#### DO THIS:
Whenever a line contains the string "материала", copy it out of the entries.

Dataset items
_ _ _ _

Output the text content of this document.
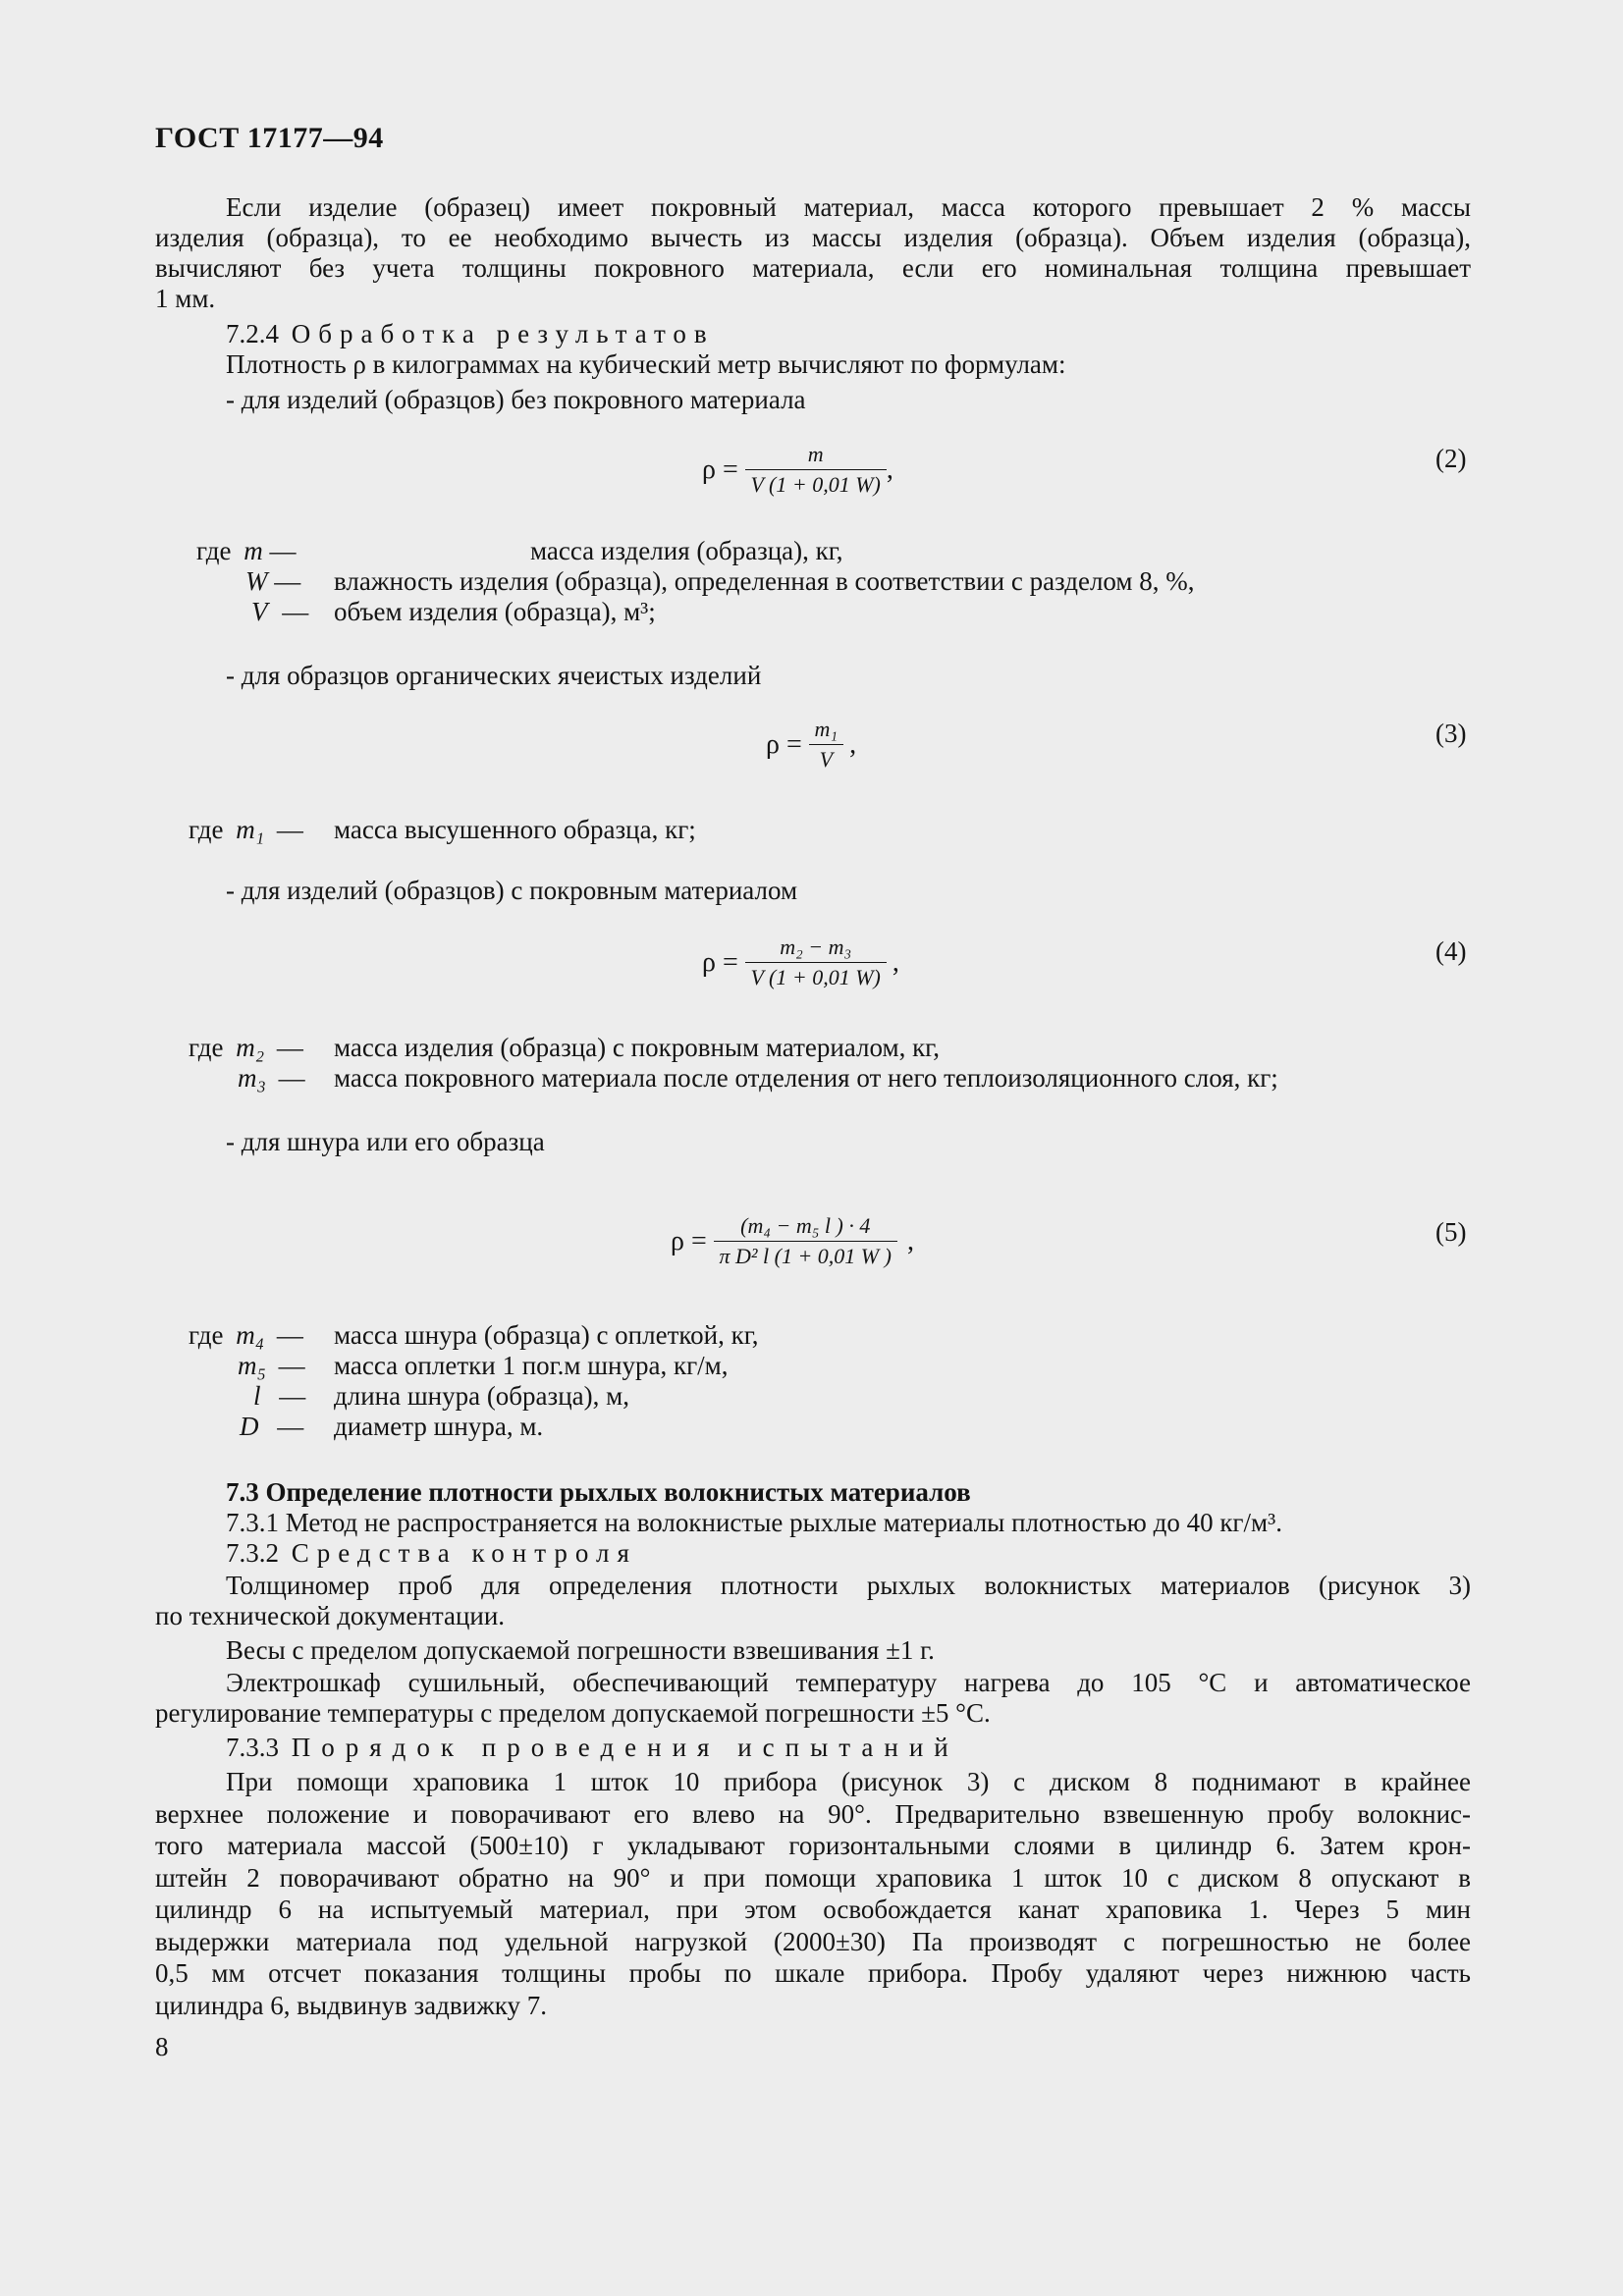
ГОСТ 17177—94
Если изделие (образец) имеет покровный материал, масса которого превышает 2 % массы
изделия (образца), то ее необходимо вычесть из массы изделия (образца). Объем изделия (образца),
вычисляют без учета толщины покровного материала, если его номинальная толщина превышает
1 мм.
7.2.4 Обработка результатов
Плотность ρ в килограммах на кубический метр вычисляют по формулам:
- для изделий (образцов) без покровного материала
$\rho = \frac{m}{V (1 + 0,01 W)}$ ,	(2)
где m —	масса изделия (образца), кг,
W — влажность изделия (образца), определенная в соответствии с разделом 8, %,
V — объем изделия (образца), м³;
- для образцов органических ячеистых изделий
$\rho = \frac{\text{m₁}}{V}$ ,	(3)
где m₁ — масса высушенного образца, кг;
- для изделий (образцов) с покровным материалом
$\rho = \frac{\text{m₂ − m₃}}{V (1 + 0,01 W)}$ ,	(4)
где m₂ — масса изделия (образца) с покровным материалом, кг,
m₃ — масса покровного материала после отделения от него теплоизоляционного слоя, кг;
- для шнура или его образца
$\rho = \frac{\text{(m₄ − m₅ l ) · 4}}{\text{π D² l (1 + 0,01 W )}}$ ,	(5)
где m₄ — масса шнура (образца) с оплеткой, кг,
m₅ — масса оплетки 1 пог.м шнура, кг/м,
l — длина шнура (образца), м,
D — диаметр шнура, м.
7.3 Определение плотности рыхлых волокнистых материалов
7.3.1 Метод не распространяется на волокнистые рыхлые материалы плотностью до 40 кг/м³.
7.3.2 Средства контроля
Толщиномер проб для определения плотности рыхлых волокнистых материалов (рисунок 3)
по технической документации.
Весы с пределом допускаемой погрешности взвешивания ±1 г.
Электрошкаф сушильный, обеспечивающий температуру нагрева до 105 °С и автоматическое
регулирование температуры с пределом допускаемой погрешности ±5 °С.
7.3.3 Порядок проведения испытаний
При помощи храповика 1 шток 10 прибора (рисунок 3) с диском 8 поднимают в крайнее
верхнее положение и поворачивают его влево на 90°. Предварительно взвешенную пробу волокнис-
того материала массой (500±10) г укладывают горизонтальными слоями в цилиндр 6. Затем крон-
штейн 2 поворачивают обратно на 90° и при помощи храповика 1 шток 10 с диском 8 опускают в
цилиндр 6 на испытуемый материал, при этом освобождается канат храповика 1. Через 5 мин
выдержки материала под удельной нагрузкой (2000±30) Па производят с погрешностью не более
0,5 мм отсчет показания толщины пробы по шкале прибора. Пробу удаляют через нижнюю часть
цилиндра 6, выдвинув задвижку 7.
8
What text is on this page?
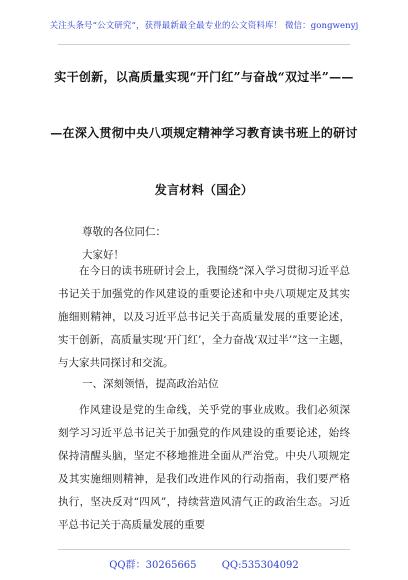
关注头条号“公文研究”，获得最新最全最专业的公文资料库！ 微信：gongwenyj
实干创新，以高质量实现“开门红”与奋战“双过半”——
—在深入贯彻中央八项规定精神学习教育读书班上的研讨
发言材料（国企）
尊敬的各位同仁：
大家好！

在今日的读书班研讨会上，我围绕“深入学习贯彻习近平总书记关于加强党的作风建设的重要论述和中央八项规定及其实施细则精神，以及习近平总书记关于高质量发展的重要论述，实干创新，高质量实现‘开门红’，全力奋战‘双过半’”这一主题，与大家共同探讨和交流。

一、深刻领悟，提高政治站位

作风建设是党的生命线，关乎党的事业成败。我们必须深刻学习习近平总书记关于加强党的作风建设的重要论述，始终保持清醒头脑，坚定不移地推进全面从严治党。中央八项规定及其实施细则精神，是我们改进作风的行动指南，我们要严格执行，坚决反对“四风”，持续营造风清气正的政治生态。习近平总书记关于高质量发展的重要

QQ群：30265665	QQ:535304092
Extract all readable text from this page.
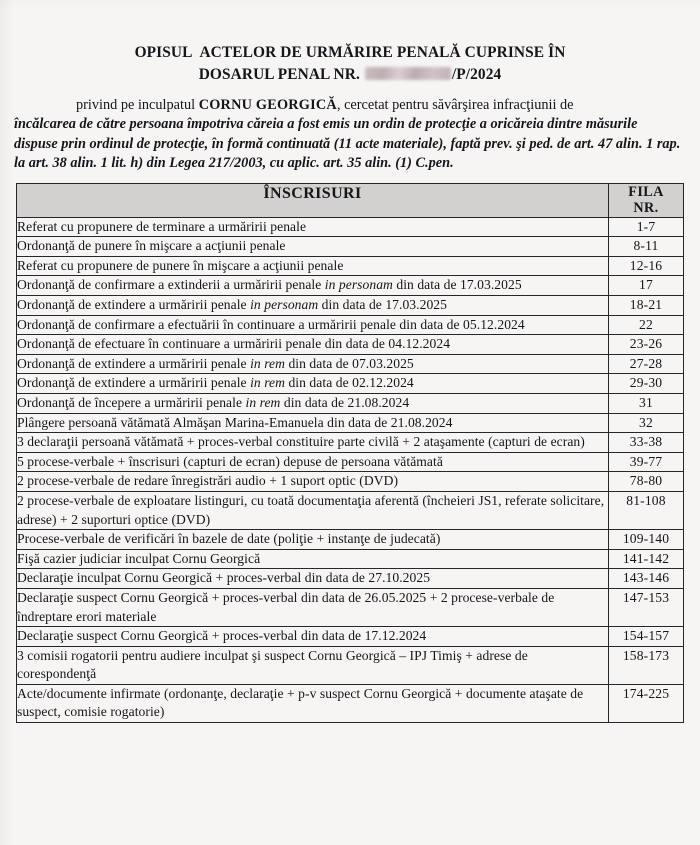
OPISUL ACTELOR DE URMĂRIRE PENALĂ CUPRINSE ÎN
DOSARUL PENAL NR.	/P/2024

privind pe inculpatul CORNU GEORGICĂ, cercetat pentru săvârşirea infracţiunii de
încălcarea de către persoana împotriva căreia a fost emis un ordin de protecţie a oricăreia dintre măsurile dispuse prin ordinul de protecţie, în formă continuată (11 acte materiale), faptă prev. şi ped. de art. 47 alin. 1 rap. la art. 38 alin. 1 lit. h) din Legea 217/2003, cu aplic. art. 35 alin. (1) C.pen.

ÎNSCRISURI	FILA
NR.

Referat cu propunere de terminare a urmăririi penale	1-7
Ordonanţă de punere în mişcare a acţiunii penale	8-11
Referat cu propunere de punere în mişcare a acţiunii penale	12-16
Ordonanţă de confirmare a extinderii a urmăririi penale in personam din data de 17.03.2025	17
Ordonanţă de extindere a urmăririi penale in personam din data de 17.03.2025	18-21
Ordonanţă de confirmare a efectuării în continuare a urmăririi penale din data de 05.12.2024	22
Ordonanţă de efectuare în continuare a urmăririi penale din data de 04.12.2024	23-26
Ordonanţă de extindere a urmăririi penale in rem din data de 07.03.2025	27-28
Ordonanţă de extindere a urmăririi penale in rem din data de 02.12.2024	29-30
Ordonanţă de începere a urmăririi penale in rem din data de 21.08.2024	31
Plângere persoană vătămată Almăşan Marina-Emanuela din data de 21.08.2024	32
3 declaraţii persoană vătămată + proces-verbal constituire parte civilă + 2 ataşamente (capturi de ecran)	33-38
5 procese-verbale + înscrisuri (capturi de ecran) depuse de persoana vătămată	39-77
2 procese-verbale de redare înregistrări audio + 1 suport optic (DVD)	78-80
2 procese-verbale de exploatare listinguri, cu toată documentaţia aferentă (încheieri JS1, referate solicitare, adrese) + 2 suporturi optice (DVD)	81-108
Procese-verbale de verificări în bazele de date (poliţie + instanţe de judecată)	109-140
Fişă cazier judiciar inculpat Cornu Georgică	141-142
Declaraţie inculpat Cornu Georgică + proces-verbal din data de 27.10.2025	143-146
Declaraţie suspect Cornu Georgică + proces-verbal din data de 26.05.2025 + 2 procese-verbale de îndreptare erori materiale	147-153
Declaraţie suspect Cornu Georgică + proces-verbal din data de 17.12.2024	154-157
3 comisii rogatorii pentru audiere inculpat şi suspect Cornu Georgică – IPJ Timiş + adrese de corespondenţă	158-173
Acte/documente infirmate (ordonanţe, declaraţie + p-v suspect Cornu Georgică + documente ataşate de suspect, comisie rogatorie)	174-225
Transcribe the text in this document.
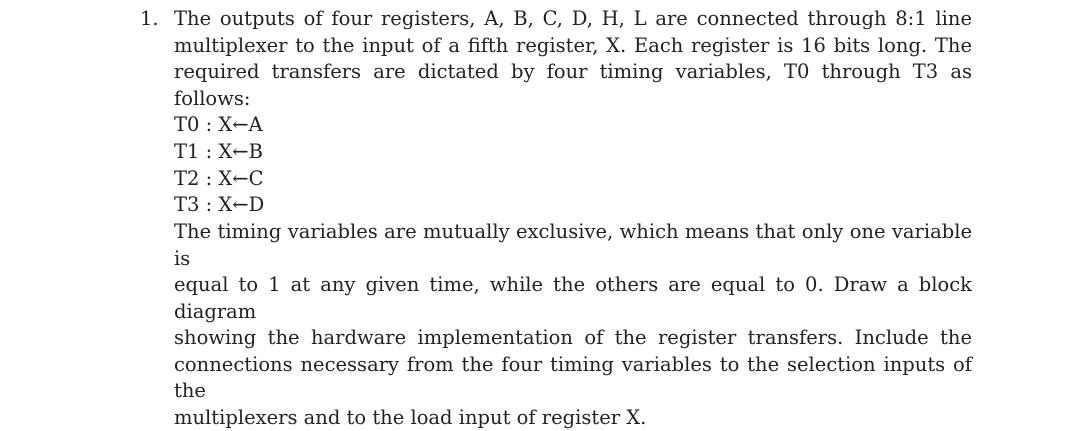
1. The outputs of four registers, A, B, C, D, H, L are connected through 8:1 line
multiplexer to the input of a fifth register, X. Each register is 16 bits long. The
required transfers are dictated by four timing variables, T0 through T3 as follows:
T0 : X←A
T1 : X←B
T2 : X←C
T3 : X←D
The timing variables are mutually exclusive, which means that only one variable is
equal to 1 at any given time, while the others are equal to 0. Draw a block diagram
showing the hardware implementation of the register transfers. Include the
connections necessary from the four timing variables to the selection inputs of the
multiplexers and to the load input of register X.
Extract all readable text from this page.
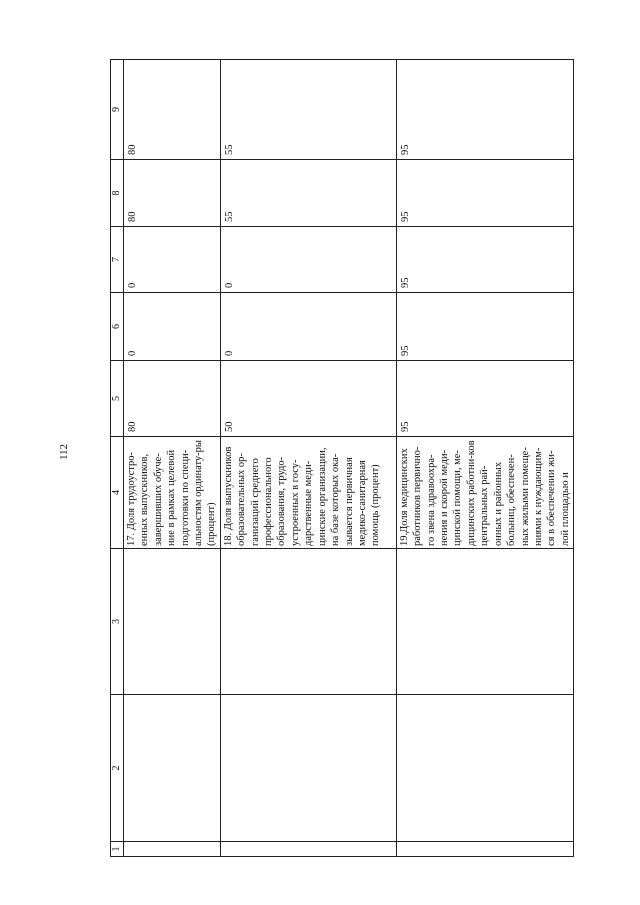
112
1	2	3	4	5	6	7	8	9
			17. Доля трудоустро-енных выпускников, завершивших обуче-ние в рамках целевой подготовки по специ-альностям ординату-ры (процент)	80	0	0	80	80
			18. Доля выпускников образовательных ор-ганизаций среднего профессионального образования, трудо-устроенных в госу-дарственные меди-цинские организации, на базе которых ока-зывается первичная медико-санитарная помощь (процент)	50	0	0	55	55
			19.Доля медицинских работников первично-го звена здравоохра-нения и скорой меди-цинской помощи, ме-дицинских работни-ков центральных рай-онных и районных больниц, обеспечен-ных жилыми помеще-ниями к нуждающим-ся в обеспечении жи-лой площадью и	95	95	95	95	95
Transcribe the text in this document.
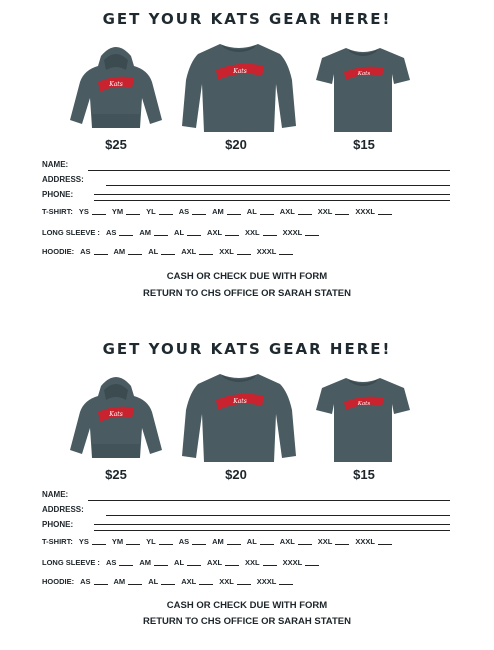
GET YOUR KATS GEAR HERE!
Kats
$25
Kats
$20
Kats
$15
NAME:
ADDRESS:
PHONE:
T-SHIRT: YS	YM	YL	AS	AM	AL	AXL	XXL	XXXL
LONG SLEEVE : AS	AM	AL	AXL	XXL	XXXL
HOODIE: AS	AM	AL	AXL	XXL	XXXL
CASH OR CHECK DUE WITH FORM
RETURN TO CHS OFFICE OR SARAH STATEN
GET YOUR KATS GEAR HERE!
Kats
$25
Kats
$20
Kats
$15
NAME:
ADDRESS:
PHONE:
T-SHIRT: YS	YM	YL	AS	AM	AL	AXL	XXL	XXXL
LONG SLEEVE : AS	AM	AL	AXL	XXL	XXXL
HOODIE: AS	AM	AL	AXL	XXL	XXXL
CASH OR CHECK DUE WITH FORM
RETURN TO CHS OFFICE OR SARAH STATEN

_ _ _ _

#### PROBLEM SOLUTION:
вычисляют без учета толщины покровного материала, если его номинальная толщина превышает
- для изделий (образцов) без покровного материала
m₃ — масса покровного материала после отделения от него теплоизоляционного слоя, кг;
того материала массой (500±10) г укладывают горизонтальными слоями в цилиндр 6. Затем крон-
выдержки материала под удельной нагрузкой (2000±30) Па производят с погрешностью не более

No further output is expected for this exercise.